Your goal - The data below is to be returned in full and exactly.

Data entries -
** Begin **

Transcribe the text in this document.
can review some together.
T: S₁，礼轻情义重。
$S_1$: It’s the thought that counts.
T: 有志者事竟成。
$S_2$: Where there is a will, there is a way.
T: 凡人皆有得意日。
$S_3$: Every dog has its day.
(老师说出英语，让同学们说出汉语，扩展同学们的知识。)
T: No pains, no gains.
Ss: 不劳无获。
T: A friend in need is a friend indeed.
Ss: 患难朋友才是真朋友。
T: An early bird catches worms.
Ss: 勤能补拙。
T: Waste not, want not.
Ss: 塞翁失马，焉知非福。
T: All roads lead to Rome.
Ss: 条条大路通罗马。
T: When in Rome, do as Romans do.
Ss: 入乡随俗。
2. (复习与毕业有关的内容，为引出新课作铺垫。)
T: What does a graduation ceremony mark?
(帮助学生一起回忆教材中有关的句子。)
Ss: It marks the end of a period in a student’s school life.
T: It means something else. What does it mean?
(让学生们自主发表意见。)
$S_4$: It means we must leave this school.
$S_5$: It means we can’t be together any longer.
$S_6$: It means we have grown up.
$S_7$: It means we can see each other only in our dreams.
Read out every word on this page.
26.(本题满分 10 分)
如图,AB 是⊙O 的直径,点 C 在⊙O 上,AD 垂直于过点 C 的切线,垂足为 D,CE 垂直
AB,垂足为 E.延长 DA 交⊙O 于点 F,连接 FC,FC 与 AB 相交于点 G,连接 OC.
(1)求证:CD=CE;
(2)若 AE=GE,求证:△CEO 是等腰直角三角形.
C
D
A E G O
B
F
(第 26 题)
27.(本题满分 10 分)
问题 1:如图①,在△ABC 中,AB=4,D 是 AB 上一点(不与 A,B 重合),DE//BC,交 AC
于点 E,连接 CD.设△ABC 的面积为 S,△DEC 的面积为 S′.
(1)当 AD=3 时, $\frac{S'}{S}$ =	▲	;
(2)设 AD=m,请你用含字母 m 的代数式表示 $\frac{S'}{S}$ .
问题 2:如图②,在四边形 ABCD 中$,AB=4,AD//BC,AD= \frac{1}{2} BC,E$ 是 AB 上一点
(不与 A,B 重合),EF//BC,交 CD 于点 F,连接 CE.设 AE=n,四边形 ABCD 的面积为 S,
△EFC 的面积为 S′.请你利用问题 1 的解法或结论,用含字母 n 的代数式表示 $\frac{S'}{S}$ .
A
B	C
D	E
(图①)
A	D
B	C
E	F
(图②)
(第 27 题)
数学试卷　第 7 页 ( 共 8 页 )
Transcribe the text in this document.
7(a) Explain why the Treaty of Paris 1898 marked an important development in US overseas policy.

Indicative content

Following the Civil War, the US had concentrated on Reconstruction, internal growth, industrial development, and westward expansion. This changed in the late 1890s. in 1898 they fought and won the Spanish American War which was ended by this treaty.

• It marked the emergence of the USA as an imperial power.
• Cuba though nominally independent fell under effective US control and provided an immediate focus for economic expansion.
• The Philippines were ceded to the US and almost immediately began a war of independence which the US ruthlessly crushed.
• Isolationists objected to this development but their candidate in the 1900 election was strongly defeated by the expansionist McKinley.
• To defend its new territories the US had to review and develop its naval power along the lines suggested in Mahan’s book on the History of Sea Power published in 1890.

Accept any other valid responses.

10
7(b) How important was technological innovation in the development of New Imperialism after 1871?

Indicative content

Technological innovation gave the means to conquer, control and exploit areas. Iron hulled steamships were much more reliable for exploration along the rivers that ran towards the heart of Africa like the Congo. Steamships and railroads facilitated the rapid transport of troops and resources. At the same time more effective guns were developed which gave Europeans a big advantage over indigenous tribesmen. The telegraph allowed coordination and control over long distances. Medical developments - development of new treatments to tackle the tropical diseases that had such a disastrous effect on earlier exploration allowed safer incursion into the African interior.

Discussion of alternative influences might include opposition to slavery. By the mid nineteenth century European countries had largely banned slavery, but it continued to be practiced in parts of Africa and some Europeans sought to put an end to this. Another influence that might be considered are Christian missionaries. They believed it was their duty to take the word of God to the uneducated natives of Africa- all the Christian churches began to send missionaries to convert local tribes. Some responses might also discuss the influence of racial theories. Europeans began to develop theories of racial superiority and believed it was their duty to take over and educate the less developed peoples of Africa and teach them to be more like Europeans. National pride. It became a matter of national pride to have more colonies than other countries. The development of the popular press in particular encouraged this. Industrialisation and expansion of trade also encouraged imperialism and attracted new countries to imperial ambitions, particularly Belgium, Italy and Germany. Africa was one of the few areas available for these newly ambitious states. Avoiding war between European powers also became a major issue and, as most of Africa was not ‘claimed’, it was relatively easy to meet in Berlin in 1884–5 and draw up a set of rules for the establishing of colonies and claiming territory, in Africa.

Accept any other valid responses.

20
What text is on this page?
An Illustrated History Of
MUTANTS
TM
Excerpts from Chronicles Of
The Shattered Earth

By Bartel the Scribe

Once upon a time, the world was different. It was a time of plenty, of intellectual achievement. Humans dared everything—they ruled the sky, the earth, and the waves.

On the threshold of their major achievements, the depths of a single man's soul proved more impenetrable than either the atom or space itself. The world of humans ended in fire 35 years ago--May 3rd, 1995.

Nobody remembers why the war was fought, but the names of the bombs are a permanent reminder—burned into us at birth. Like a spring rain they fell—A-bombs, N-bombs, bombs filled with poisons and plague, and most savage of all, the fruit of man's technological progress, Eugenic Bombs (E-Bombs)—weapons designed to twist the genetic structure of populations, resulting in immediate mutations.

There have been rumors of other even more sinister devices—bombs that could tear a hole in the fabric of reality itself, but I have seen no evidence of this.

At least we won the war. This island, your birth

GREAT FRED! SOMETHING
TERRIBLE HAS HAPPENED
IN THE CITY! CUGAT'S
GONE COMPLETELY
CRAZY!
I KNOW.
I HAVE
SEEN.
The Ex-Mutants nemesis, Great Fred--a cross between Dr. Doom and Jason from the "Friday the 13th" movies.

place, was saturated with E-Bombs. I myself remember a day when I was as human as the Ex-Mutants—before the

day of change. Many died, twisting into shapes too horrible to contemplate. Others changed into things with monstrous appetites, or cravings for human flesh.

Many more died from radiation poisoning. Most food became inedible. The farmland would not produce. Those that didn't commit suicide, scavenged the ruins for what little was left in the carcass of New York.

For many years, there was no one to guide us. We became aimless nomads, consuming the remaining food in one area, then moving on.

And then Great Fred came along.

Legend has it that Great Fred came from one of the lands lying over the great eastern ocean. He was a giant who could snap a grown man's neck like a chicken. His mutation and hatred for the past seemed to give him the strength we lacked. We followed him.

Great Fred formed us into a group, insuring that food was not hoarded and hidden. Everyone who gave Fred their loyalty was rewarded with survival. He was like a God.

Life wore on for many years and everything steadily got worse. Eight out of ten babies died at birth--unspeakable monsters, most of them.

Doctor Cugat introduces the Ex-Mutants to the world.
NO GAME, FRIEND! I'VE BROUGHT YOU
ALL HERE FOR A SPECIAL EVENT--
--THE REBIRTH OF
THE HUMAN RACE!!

** End **

Exercise solution -
Transcribe the text in this document.
can review some together.
T: S₁，礼轻情义重。
$S_1$: It’s the thought that counts.
T: 有志者事竟成。
$S_2$: Where there is a will, there is a way.
T: 凡人皆有得意日。
$S_3$: Every dog has its day.
(老师说出英语，让同学们说出汉语，扩展同学们的知识。)
T: No pains, no gains.
Ss: 不劳无获。
T: A friend in need is a friend indeed.
Ss: 患难朋友才是真朋友。
T: An early bird catches worms.
Ss: 勤能补拙。
T: Waste not, want not.
Ss: 塞翁失马，焉知非福。
T: All roads lead to Rome.
Ss: 条条大路通罗马。
T: When in Rome, do as Romans do.
Ss: 入乡随俗。
2. (复习与毕业有关的内容，为引出新课作铺垫。)
T: What does a graduation ceremony mark?
(帮助学生一起回忆教材中有关的句子。)
Ss: It marks the end of a period in a student’s school life.
T: It means something else. What does it mean?
(让学生们自主发表意见。)
$S_4$: It means we must leave this school.
$S_5$: It means we can’t be together any longer.
$S_6$: It means we have grown up.
$S_7$: It means we can see each other only in our dreams.
Read out every word on this page.
26.(本题满分 10 分)
如图,AB 是⊙O 的直径,点 C 在⊙O 上,AD 垂直于过点 C 的切线,垂足为 D,CE 垂直
AB,垂足为 E.延长 DA 交⊙O 于点 F,连接 FC,FC 与 AB 相交于点 G,连接 OC.
(1)求证:CD=CE;
(2)若 AE=GE,求证:△CEO 是等腰直角三角形.
C
D
A E G O
B
F
(第 26 题)
27.(本题满分 10 分)
问题 1:如图①,在△ABC 中,AB=4,D 是 AB 上一点(不与 A,B 重合),DE//BC,交 AC
于点 E,连接 CD.设△ABC 的面积为 S,△DEC 的面积为 S′.
(1)当 AD=3 时, $\frac{S'}{S}$ =	▲	;
(2)设 AD=m,请你用含字母 m 的代数式表示 $\frac{S'}{S}$ .
问题 2:如图②,在四边形 ABCD 中$,AB=4,AD//BC,AD= \frac{1}{2} BC,E$ 是 AB 上一点
(不与 A,B 重合),EF//BC,交 CD 于点 F,连接 CE.设 AE=n,四边形 ABCD 的面积为 S,
△EFC 的面积为 S′.请你利用问题 1 的解法或结论,用含字母 n 的代数式表示 $\frac{S'}{S}$ .
A
B	C
D	E
(图①)
A	D
B	C
E	F
(图②)
(第 27 题)
数学试卷　第 7 页 ( 共 8 页 )
Transcribe the text in this document.
7(a) Explain why the Treaty of Paris 1898 marked an important development in US overseas policy.

Indicative content

Following the Civil War, the US had concentrated on Reconstruction, internal growth, industrial development, and westward expansion. This changed in the late 1890s. in 1898 they fought and won the Spanish American War which was ended by this treaty.

• It marked the emergence of the USA as an imperial power.
• Cuba though nominally independent fell under effective US control and provided an immediate focus for economic expansion.
• The Philippines were ceded to the US and almost immediately began a war of independence which the US ruthlessly crushed.
• Isolationists objected to this development but their candidate in the 1900 election was strongly defeated by the expansionist McKinley.
• To defend its new territories the US had to review and develop its naval power along the lines suggested in Mahan’s book on the History of Sea Power published in 1890.

Accept any other valid responses.

10
7(b) How important was technological innovation in the development of New Imperialism after 1871?

Indicative content

Technological innovation gave the means to conquer, control and exploit areas. Iron hulled steamships were much more reliable for exploration along the rivers that ran towards the heart of Africa like the Congo. Steamships and railroads facilitated the rapid transport of troops and resources. At the same time more effective guns were developed which gave Europeans a big advantage over indigenous tribesmen. The telegraph allowed coordination and control over long distances. Medical developments - development of new treatments to tackle the tropical diseases that had such a disastrous effect on earlier exploration allowed safer incursion into the African interior.

Discussion of alternative influences might include opposition to slavery. By the mid nineteenth century European countries had largely banned slavery, but it continued to be practiced in parts of Africa and some Europeans sought to put an end to this. Another influence that might be considered are Christian missionaries. They believed it was their duty to take the word of God to the uneducated natives of Africa- all the Christian churches began to send missionaries to convert local tribes. Some responses might also discuss the influence of racial theories. Europeans began to develop theories of racial superiority and believed it was their duty to take over and educate the less developed peoples of Africa and teach them to be more like Europeans. National pride. It became a matter of national pride to have more colonies than other countries. The development of the popular press in particular encouraged this. Industrialisation and expansion of trade also encouraged imperialism and attracted new countries to imperial ambitions, particularly Belgium, Italy and Germany. Africa was one of the few areas available for these newly ambitious states. Avoiding war between European powers also became a major issue and, as most of Africa was not ‘claimed’, it was relatively easy to meet in Berlin in 1884–5 and draw up a set of rules for the establishing of colonies and claiming territory, in Africa.

Accept any other valid responses.

20
What text is on this page?
An Illustrated History Of
MUTANTS
TM
Excerpts from Chronicles Of
The Shattered Earth

By Bartel the Scribe

Once upon a time, the world was different. It was a time of plenty, of intellectual achievement. Humans dared everything—they ruled the sky, the earth, and the waves.

On the threshold of their major achievements, the depths of a single man's soul proved more impenetrable than either the atom or space itself. The world of humans ended in fire 35 years ago--May 3rd, 1995.

Nobody remembers why the war was fought, but the names of the bombs are a permanent reminder—burned into us at birth. Like a spring rain they fell—A-bombs, N-bombs, bombs filled with poisons and plague, and most savage of all, the fruit of man's technological progress, Eugenic Bombs (E-Bombs)—weapons designed to twist the genetic structure of populations, resulting in immediate mutations.

There have been rumors of other even more sinister devices—bombs that could tear a hole in the fabric of reality itself, but I have seen no evidence of this.

At least we won the war. This island, your birth

GREAT FRED! SOMETHING
TERRIBLE HAS HAPPENED
IN THE CITY! CUGAT'S
GONE COMPLETELY
CRAZY!
I KNOW.
I HAVE
SEEN.
The Ex-Mutants nemesis, Great Fred--a cross between Dr. Doom and Jason from the "Friday the 13th" movies.

place, was saturated with E-Bombs. I myself remember a day when I was as human as the Ex-Mutants—before the

day of change. Many died, twisting into shapes too horrible to contemplate. Others changed into things with monstrous appetites, or cravings for human flesh.

Many more died from radiation poisoning. Most food became inedible. The farmland would not produce. Those that didn't commit suicide, scavenged the ruins for what little was left in the carcass of New York.

For many years, there was no one to guide us. We became aimless nomads, consuming the remaining food in one area, then moving on.

And then Great Fred came along.

Legend has it that Great Fred came from one of the lands lying over the great eastern ocean. He was a giant who could snap a grown man's neck like a chicken. His mutation and hatred for the past seemed to give him the strength we lacked. We followed him.

Great Fred formed us into a group, insuring that food was not hoarded and hidden. Everyone who gave Fred their loyalty was rewarded with survival. He was like a God.

Life wore on for many years and everything steadily got worse. Eight out of ten babies died at birth--unspeakable monsters, most of them.

Doctor Cugat introduces the Ex-Mutants to the world.
NO GAME, FRIEND! I'VE BROUGHT YOU
ALL HERE FOR A SPECIAL EVENT--
--THE REBIRTH OF
THE HUMAN RACE!!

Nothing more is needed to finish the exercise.